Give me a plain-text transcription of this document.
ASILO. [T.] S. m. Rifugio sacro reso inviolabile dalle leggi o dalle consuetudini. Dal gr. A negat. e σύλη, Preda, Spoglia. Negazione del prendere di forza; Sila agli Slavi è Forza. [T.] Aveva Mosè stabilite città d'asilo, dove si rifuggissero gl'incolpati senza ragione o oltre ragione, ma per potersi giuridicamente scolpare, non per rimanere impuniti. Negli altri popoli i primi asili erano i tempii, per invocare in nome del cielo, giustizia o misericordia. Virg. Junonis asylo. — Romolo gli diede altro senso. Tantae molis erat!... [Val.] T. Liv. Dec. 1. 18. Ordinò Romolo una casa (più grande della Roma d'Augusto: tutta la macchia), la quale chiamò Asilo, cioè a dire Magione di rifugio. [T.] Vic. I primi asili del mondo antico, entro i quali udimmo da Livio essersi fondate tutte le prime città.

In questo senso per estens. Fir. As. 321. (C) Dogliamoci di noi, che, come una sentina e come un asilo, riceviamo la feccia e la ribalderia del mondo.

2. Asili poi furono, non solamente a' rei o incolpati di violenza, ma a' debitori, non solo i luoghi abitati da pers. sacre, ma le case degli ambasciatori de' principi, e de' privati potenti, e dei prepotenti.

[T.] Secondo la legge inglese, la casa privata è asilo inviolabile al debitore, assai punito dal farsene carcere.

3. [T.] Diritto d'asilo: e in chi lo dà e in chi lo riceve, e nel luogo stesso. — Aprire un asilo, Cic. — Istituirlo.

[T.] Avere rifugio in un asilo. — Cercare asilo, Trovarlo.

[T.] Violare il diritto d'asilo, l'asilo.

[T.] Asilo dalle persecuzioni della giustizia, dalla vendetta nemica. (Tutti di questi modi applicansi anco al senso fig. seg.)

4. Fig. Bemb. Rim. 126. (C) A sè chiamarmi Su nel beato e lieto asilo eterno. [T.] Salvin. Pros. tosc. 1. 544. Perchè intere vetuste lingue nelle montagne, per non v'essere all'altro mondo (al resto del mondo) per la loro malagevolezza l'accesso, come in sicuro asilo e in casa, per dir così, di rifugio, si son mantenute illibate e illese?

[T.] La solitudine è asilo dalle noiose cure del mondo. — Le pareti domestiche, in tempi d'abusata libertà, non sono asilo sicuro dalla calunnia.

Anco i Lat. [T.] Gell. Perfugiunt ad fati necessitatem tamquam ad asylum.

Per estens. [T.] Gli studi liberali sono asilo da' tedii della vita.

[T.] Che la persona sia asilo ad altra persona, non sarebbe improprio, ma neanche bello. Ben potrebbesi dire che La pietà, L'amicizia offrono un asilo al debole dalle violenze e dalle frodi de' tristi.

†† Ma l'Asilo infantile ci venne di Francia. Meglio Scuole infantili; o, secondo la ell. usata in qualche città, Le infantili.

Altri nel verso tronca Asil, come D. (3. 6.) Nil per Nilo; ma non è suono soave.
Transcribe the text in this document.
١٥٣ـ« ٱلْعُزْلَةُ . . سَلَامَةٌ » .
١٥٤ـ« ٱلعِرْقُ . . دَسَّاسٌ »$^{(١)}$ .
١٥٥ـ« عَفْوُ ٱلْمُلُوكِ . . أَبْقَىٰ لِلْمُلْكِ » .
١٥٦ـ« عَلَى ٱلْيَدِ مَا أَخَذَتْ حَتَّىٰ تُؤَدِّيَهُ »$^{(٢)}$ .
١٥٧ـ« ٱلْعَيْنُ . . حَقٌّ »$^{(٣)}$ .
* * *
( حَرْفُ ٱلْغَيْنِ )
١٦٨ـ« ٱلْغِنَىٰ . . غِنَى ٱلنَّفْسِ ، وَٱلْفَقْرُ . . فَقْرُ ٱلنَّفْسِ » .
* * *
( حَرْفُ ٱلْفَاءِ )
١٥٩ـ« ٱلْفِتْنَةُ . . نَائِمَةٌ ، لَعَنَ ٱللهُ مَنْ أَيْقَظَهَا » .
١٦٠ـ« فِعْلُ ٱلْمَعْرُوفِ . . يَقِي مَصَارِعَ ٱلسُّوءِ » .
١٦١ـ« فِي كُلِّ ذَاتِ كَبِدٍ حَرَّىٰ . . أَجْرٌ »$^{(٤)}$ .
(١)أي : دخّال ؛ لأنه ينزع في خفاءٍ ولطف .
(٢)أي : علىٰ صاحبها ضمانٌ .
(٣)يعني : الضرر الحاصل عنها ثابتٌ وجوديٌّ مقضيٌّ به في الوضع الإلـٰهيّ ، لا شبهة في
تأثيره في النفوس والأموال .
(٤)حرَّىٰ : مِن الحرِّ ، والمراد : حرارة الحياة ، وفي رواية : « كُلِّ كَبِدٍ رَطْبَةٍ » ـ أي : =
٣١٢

::::

*AIM OF THE TASK*
Reproduce the material above exactly; please quote every line of it.

*FINAL RESULT*
Give me a plain-text transcription of this document.
ASILO. [T.] S. m. Rifugio sacro reso inviolabile dalle leggi o dalle consuetudini. Dal gr. A negat. e σύλη, Preda, Spoglia. Negazione del prendere di forza; Sila agli Slavi è Forza. [T.] Aveva Mosè stabilite città d'asilo, dove si rifuggissero gl'incolpati senza ragione o oltre ragione, ma per potersi giuridicamente scolpare, non per rimanere impuniti. Negli altri popoli i primi asili erano i tempii, per invocare in nome del cielo, giustizia o misericordia. Virg. Junonis asylo. — Romolo gli diede altro senso. Tantae molis erat!... [Val.] T. Liv. Dec. 1. 18. Ordinò Romolo una casa (più grande della Roma d'Augusto: tutta la macchia), la quale chiamò Asilo, cioè a dire Magione di rifugio. [T.] Vic. I primi asili del mondo antico, entro i quali udimmo da Livio essersi fondate tutte le prime città.

In questo senso per estens. Fir. As. 321. (C) Dogliamoci di noi, che, come una sentina e come un asilo, riceviamo la feccia e la ribalderia del mondo.

2. Asili poi furono, non solamente a' rei o incolpati di violenza, ma a' debitori, non solo i luoghi abitati da pers. sacre, ma le case degli ambasciatori de' principi, e de' privati potenti, e dei prepotenti.

[T.] Secondo la legge inglese, la casa privata è asilo inviolabile al debitore, assai punito dal farsene carcere.

3. [T.] Diritto d'asilo: e in chi lo dà e in chi lo riceve, e nel luogo stesso. — Aprire un asilo, Cic. — Istituirlo.

[T.] Avere rifugio in un asilo. — Cercare asilo, Trovarlo.

[T.] Violare il diritto d'asilo, l'asilo.

[T.] Asilo dalle persecuzioni della giustizia, dalla vendetta nemica. (Tutti di questi modi applicansi anco al senso fig. seg.)

4. Fig. Bemb. Rim. 126. (C) A sè chiamarmi Su nel beato e lieto asilo eterno. [T.] Salvin. Pros. tosc. 1. 544. Perchè intere vetuste lingue nelle montagne, per non v'essere all'altro mondo (al resto del mondo) per la loro malagevolezza l'accesso, come in sicuro asilo e in casa, per dir così, di rifugio, si son mantenute illibate e illese?

[T.] La solitudine è asilo dalle noiose cure del mondo. — Le pareti domestiche, in tempi d'abusata libertà, non sono asilo sicuro dalla calunnia.

Anco i Lat. [T.] Gell. Perfugiunt ad fati necessitatem tamquam ad asylum.

Per estens. [T.] Gli studi liberali sono asilo da' tedii della vita.

[T.] Che la persona sia asilo ad altra persona, non sarebbe improprio, ma neanche bello. Ben potrebbesi dire che La pietà, L'amicizia offrono un asilo al debole dalle violenze e dalle frodi de' tristi.

†† Ma l'Asilo infantile ci venne di Francia. Meglio Scuole infantili; o, secondo la ell. usata in qualche città, Le infantili.

Altri nel verso tronca Asil, come D. (3. 6.) Nil per Nilo; ma non è suono soave.
Transcribe the text in this document.
١٥٣ـ« ٱلْعُزْلَةُ . . سَلَامَةٌ » .
١٥٤ـ« ٱلعِرْقُ . . دَسَّاسٌ »$^{(١)}$ .
١٥٥ـ« عَفْوُ ٱلْمُلُوكِ . . أَبْقَىٰ لِلْمُلْكِ » .
١٥٦ـ« عَلَى ٱلْيَدِ مَا أَخَذَتْ حَتَّىٰ تُؤَدِّيَهُ »$^{(٢)}$ .
١٥٧ـ« ٱلْعَيْنُ . . حَقٌّ »$^{(٣)}$ .
* * *
( حَرْفُ ٱلْغَيْنِ )
١٦٨ـ« ٱلْغِنَىٰ . . غِنَى ٱلنَّفْسِ ، وَٱلْفَقْرُ . . فَقْرُ ٱلنَّفْسِ » .
* * *
( حَرْفُ ٱلْفَاءِ )
١٥٩ـ« ٱلْفِتْنَةُ . . نَائِمَةٌ ، لَعَنَ ٱللهُ مَنْ أَيْقَظَهَا » .
١٦٠ـ« فِعْلُ ٱلْمَعْرُوفِ . . يَقِي مَصَارِعَ ٱلسُّوءِ » .
١٦١ـ« فِي كُلِّ ذَاتِ كَبِدٍ حَرَّىٰ . . أَجْرٌ »$^{(٤)}$ .
(١)أي : دخّال ؛ لأنه ينزع في خفاءٍ ولطف .
(٢)أي : علىٰ صاحبها ضمانٌ .
(٣)يعني : الضرر الحاصل عنها ثابتٌ وجوديٌّ مقضيٌّ به في الوضع الإلـٰهيّ ، لا شبهة في
تأثيره في النفوس والأموال .
(٤)حرَّىٰ : مِن الحرِّ ، والمراد : حرارة الحياة ، وفي رواية : « كُلِّ كَبِدٍ رَطْبَةٍ » ـ أي : =
٣١٢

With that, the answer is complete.